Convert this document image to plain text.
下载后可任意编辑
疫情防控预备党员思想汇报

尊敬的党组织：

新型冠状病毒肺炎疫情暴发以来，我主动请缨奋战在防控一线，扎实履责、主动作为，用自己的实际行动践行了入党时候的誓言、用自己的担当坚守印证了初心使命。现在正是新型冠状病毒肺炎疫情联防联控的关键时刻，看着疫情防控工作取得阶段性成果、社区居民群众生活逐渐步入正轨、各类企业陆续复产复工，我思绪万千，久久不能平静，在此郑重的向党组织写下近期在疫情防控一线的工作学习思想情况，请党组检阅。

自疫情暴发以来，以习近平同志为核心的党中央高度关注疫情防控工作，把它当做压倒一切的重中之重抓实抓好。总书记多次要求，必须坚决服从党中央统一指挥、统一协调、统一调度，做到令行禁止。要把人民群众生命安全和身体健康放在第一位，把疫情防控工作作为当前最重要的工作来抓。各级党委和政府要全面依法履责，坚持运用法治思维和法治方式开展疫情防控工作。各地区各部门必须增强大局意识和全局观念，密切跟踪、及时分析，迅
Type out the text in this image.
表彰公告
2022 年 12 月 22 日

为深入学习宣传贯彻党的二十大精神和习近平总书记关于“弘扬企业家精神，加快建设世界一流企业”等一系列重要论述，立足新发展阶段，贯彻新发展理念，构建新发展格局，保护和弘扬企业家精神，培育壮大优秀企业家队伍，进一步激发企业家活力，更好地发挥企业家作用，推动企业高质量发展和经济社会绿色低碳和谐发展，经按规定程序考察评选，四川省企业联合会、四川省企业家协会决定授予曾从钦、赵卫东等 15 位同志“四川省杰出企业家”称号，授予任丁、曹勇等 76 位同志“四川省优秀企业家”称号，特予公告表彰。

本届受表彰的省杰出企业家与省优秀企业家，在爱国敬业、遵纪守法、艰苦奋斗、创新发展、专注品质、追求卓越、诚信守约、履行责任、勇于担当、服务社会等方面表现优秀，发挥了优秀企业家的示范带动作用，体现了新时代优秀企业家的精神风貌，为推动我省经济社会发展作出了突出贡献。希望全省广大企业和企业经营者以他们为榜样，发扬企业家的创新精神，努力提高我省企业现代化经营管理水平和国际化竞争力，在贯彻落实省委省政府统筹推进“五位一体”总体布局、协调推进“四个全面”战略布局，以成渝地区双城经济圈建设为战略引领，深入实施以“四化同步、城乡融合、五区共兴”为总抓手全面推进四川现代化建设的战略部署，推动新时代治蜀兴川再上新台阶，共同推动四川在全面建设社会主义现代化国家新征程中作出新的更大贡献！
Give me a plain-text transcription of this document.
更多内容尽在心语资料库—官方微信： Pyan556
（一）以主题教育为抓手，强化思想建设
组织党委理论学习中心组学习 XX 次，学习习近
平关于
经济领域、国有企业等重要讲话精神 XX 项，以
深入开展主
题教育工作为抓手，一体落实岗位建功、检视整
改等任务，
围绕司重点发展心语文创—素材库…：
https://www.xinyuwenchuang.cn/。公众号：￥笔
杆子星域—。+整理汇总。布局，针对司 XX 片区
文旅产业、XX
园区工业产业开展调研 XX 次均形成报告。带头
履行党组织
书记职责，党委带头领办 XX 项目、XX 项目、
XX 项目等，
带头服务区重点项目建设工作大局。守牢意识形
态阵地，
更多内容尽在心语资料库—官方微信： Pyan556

#### Work to complete:
Each line of the material should be echoed exactly.

#### The completed task:
Convert this document image to plain text.
下载后可任意编辑
疫情防控预备党员思想汇报

尊敬的党组织：

新型冠状病毒肺炎疫情暴发以来，我主动请缨奋战在防控一线，扎实履责、主动作为，用自己的实际行动践行了入党时候的誓言、用自己的担当坚守印证了初心使命。现在正是新型冠状病毒肺炎疫情联防联控的关键时刻，看着疫情防控工作取得阶段性成果、社区居民群众生活逐渐步入正轨、各类企业陆续复产复工，我思绪万千，久久不能平静，在此郑重的向党组织写下近期在疫情防控一线的工作学习思想情况，请党组检阅。

自疫情暴发以来，以习近平同志为核心的党中央高度关注疫情防控工作，把它当做压倒一切的重中之重抓实抓好。总书记多次要求，必须坚决服从党中央统一指挥、统一协调、统一调度，做到令行禁止。要把人民群众生命安全和身体健康放在第一位，把疫情防控工作作为当前最重要的工作来抓。各级党委和政府要全面依法履责，坚持运用法治思维和法治方式开展疫情防控工作。各地区各部门必须增强大局意识和全局观念，密切跟踪、及时分析，迅
Type out the text in this image.
表彰公告
2022 年 12 月 22 日

为深入学习宣传贯彻党的二十大精神和习近平总书记关于“弘扬企业家精神，加快建设世界一流企业”等一系列重要论述，立足新发展阶段，贯彻新发展理念，构建新发展格局，保护和弘扬企业家精神，培育壮大优秀企业家队伍，进一步激发企业家活力，更好地发挥企业家作用，推动企业高质量发展和经济社会绿色低碳和谐发展，经按规定程序考察评选，四川省企业联合会、四川省企业家协会决定授予曾从钦、赵卫东等 15 位同志“四川省杰出企业家”称号，授予任丁、曹勇等 76 位同志“四川省优秀企业家”称号，特予公告表彰。

本届受表彰的省杰出企业家与省优秀企业家，在爱国敬业、遵纪守法、艰苦奋斗、创新发展、专注品质、追求卓越、诚信守约、履行责任、勇于担当、服务社会等方面表现优秀，发挥了优秀企业家的示范带动作用，体现了新时代优秀企业家的精神风貌，为推动我省经济社会发展作出了突出贡献。希望全省广大企业和企业经营者以他们为榜样，发扬企业家的创新精神，努力提高我省企业现代化经营管理水平和国际化竞争力，在贯彻落实省委省政府统筹推进“五位一体”总体布局、协调推进“四个全面”战略布局，以成渝地区双城经济圈建设为战略引领，深入实施以“四化同步、城乡融合、五区共兴”为总抓手全面推进四川现代化建设的战略部署，推动新时代治蜀兴川再上新台阶，共同推动四川在全面建设社会主义现代化国家新征程中作出新的更大贡献！
Give me a plain-text transcription of this document.
更多内容尽在心语资料库—官方微信： Pyan556
（一）以主题教育为抓手，强化思想建设
组织党委理论学习中心组学习 XX 次，学习习近
平关于
经济领域、国有企业等重要讲话精神 XX 项，以
深入开展主
题教育工作为抓手，一体落实岗位建功、检视整
改等任务，
围绕司重点发展心语文创—素材库…：
https://www.xinyuwenchuang.cn/。公众号：￥笔
杆子星域—。+整理汇总。布局，针对司 XX 片区
文旅产业、XX
园区工业产业开展调研 XX 次均形成报告。带头
履行党组织
书记职责，党委带头领办 XX 项目、XX 项目、
XX 项目等，
带头服务区重点项目建设工作大局。守牢意识形
态阵地，
更多内容尽在心语资料库—官方微信： Pyan556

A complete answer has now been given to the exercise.